▸ **Direction**
Scan the data for "this" and copy the lines it appears in.

▸ **Provided entries**
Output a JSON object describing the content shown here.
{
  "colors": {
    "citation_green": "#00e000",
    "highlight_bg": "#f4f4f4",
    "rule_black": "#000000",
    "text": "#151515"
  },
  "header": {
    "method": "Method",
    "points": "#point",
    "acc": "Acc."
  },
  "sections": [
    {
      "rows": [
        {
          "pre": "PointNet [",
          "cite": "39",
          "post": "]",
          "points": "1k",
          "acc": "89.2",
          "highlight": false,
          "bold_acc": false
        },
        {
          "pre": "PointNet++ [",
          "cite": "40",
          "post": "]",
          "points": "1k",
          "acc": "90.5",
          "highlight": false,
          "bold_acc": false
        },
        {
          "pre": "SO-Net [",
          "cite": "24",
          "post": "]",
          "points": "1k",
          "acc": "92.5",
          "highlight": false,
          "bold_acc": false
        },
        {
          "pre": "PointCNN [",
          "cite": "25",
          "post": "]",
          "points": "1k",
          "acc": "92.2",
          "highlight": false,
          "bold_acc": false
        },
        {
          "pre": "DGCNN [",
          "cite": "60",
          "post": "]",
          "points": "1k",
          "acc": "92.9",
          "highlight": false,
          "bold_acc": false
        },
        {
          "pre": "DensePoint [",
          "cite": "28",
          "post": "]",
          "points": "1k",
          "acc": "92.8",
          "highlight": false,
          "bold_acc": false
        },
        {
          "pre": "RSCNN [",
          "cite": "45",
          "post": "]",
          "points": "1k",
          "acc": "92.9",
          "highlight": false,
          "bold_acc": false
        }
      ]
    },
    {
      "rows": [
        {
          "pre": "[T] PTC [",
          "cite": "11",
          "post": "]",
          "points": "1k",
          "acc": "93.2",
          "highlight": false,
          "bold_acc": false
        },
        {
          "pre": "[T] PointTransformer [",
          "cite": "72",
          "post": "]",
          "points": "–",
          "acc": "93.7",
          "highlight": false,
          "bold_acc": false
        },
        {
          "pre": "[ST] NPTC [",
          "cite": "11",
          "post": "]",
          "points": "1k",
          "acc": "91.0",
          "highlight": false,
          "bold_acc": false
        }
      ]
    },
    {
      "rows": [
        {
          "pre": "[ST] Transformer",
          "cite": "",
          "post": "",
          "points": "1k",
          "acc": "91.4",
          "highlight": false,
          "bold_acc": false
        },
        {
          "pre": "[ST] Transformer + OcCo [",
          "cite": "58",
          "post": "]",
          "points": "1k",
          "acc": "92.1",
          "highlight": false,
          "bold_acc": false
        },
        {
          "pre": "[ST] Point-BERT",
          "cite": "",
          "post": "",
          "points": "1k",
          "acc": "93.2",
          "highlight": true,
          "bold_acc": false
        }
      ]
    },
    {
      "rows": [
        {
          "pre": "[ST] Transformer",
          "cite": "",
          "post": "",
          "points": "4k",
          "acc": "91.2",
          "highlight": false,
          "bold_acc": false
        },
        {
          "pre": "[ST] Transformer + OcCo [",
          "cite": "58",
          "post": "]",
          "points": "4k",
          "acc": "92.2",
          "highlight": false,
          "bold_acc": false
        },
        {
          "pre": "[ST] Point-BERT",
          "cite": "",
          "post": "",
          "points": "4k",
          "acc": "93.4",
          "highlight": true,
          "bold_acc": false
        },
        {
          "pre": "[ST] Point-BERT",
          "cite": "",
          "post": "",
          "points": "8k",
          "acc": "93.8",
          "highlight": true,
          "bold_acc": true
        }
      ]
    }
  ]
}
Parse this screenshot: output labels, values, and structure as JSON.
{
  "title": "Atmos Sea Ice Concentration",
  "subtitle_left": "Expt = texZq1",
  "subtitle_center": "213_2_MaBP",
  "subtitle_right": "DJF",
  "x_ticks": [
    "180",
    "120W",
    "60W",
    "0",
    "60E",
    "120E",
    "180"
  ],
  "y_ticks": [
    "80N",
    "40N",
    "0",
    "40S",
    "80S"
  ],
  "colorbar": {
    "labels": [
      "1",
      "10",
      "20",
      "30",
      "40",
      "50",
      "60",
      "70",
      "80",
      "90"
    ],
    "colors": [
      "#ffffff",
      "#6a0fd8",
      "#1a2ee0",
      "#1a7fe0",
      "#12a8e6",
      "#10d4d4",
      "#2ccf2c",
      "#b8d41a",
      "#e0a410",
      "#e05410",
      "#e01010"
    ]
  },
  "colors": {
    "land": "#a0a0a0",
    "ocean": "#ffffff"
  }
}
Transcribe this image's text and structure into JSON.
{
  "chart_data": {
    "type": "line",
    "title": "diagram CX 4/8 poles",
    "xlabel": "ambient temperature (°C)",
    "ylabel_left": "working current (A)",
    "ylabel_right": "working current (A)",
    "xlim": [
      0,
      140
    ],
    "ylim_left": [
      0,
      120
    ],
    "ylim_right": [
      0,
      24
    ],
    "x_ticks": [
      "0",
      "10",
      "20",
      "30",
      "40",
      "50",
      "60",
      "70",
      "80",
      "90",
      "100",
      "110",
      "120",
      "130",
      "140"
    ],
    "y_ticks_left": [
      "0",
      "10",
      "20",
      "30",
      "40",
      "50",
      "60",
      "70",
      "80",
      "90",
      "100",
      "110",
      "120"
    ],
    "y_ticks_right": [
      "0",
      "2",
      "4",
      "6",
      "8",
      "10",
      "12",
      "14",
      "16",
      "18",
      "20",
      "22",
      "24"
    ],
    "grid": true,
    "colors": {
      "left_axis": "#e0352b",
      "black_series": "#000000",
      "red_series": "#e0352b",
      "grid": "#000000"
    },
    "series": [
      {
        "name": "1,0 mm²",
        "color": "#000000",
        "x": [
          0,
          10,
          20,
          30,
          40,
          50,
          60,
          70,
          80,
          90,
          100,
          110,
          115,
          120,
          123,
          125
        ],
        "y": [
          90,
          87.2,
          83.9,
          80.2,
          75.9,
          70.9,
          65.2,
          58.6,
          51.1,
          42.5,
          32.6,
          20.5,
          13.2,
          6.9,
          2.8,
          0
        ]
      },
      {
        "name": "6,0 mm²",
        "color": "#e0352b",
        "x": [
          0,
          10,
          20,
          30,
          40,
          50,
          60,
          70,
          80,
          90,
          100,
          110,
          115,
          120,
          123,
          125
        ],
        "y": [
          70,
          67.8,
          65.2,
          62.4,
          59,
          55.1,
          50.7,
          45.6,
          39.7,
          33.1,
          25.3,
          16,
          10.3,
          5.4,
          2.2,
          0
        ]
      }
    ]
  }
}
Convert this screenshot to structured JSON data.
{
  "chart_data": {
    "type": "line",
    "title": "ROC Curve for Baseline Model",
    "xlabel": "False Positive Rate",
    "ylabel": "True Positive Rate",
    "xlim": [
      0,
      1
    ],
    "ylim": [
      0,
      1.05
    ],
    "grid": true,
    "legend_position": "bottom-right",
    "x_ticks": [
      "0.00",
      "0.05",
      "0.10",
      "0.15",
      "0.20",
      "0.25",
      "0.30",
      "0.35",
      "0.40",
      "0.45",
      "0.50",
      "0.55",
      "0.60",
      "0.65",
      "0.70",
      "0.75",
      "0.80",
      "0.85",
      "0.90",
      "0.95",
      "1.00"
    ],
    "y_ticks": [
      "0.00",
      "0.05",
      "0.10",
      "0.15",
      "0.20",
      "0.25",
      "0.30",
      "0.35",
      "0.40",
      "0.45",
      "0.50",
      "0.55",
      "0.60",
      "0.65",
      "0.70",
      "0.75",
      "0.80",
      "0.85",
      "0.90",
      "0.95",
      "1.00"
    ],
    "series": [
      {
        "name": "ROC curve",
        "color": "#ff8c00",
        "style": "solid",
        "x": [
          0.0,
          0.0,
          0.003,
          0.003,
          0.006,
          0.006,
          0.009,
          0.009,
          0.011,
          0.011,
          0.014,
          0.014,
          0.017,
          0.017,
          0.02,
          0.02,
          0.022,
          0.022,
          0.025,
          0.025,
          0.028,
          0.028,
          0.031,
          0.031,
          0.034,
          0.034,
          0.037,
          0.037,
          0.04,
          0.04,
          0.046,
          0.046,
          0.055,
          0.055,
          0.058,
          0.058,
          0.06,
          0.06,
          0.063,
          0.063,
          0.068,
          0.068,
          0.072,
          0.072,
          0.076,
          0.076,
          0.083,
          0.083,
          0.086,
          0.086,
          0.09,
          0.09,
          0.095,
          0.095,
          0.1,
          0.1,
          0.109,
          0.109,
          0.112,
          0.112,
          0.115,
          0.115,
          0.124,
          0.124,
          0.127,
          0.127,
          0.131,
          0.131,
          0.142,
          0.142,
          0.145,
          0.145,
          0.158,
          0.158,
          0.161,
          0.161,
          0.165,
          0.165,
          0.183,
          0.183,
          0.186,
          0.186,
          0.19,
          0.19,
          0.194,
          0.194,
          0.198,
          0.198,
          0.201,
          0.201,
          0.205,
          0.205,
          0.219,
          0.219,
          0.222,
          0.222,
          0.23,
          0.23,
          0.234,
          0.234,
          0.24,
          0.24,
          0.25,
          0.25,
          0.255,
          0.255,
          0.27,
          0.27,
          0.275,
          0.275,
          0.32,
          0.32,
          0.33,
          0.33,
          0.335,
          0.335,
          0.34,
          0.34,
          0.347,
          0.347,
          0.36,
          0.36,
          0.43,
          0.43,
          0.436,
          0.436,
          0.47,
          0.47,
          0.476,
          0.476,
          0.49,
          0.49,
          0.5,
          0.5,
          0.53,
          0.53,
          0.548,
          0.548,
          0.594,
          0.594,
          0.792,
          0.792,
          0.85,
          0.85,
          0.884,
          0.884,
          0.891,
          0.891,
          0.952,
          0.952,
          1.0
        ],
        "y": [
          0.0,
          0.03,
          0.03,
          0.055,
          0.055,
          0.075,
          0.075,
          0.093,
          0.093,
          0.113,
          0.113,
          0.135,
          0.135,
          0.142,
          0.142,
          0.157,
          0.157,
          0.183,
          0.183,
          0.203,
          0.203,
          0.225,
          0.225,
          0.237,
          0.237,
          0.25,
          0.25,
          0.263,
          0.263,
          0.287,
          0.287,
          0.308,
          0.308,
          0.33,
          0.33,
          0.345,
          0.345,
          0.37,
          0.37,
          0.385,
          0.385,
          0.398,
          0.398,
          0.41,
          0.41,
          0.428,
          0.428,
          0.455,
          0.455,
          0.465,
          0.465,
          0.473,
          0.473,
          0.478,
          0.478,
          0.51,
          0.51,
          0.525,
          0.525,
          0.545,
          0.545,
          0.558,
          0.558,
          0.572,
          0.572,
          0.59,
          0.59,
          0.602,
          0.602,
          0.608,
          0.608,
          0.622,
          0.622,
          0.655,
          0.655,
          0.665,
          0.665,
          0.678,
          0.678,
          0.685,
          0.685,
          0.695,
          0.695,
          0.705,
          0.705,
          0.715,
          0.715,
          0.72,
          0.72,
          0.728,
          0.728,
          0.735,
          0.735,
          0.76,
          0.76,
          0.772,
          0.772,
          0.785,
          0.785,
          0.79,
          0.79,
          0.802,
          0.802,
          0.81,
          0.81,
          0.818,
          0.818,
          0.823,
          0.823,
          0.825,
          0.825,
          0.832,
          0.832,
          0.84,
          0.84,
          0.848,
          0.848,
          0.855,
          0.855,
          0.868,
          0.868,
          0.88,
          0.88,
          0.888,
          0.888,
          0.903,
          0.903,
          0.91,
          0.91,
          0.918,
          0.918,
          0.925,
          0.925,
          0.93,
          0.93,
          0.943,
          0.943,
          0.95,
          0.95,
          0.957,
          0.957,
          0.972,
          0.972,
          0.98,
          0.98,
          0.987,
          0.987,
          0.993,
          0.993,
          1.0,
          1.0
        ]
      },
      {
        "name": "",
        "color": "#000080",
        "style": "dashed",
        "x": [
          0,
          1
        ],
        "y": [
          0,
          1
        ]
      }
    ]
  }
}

▸ **Exercise result**
Parse this screenshot: output labels, values, and structure as JSON.
Transcribe this image's text and structure into JSON.
Convert this screenshot to structured JSON data.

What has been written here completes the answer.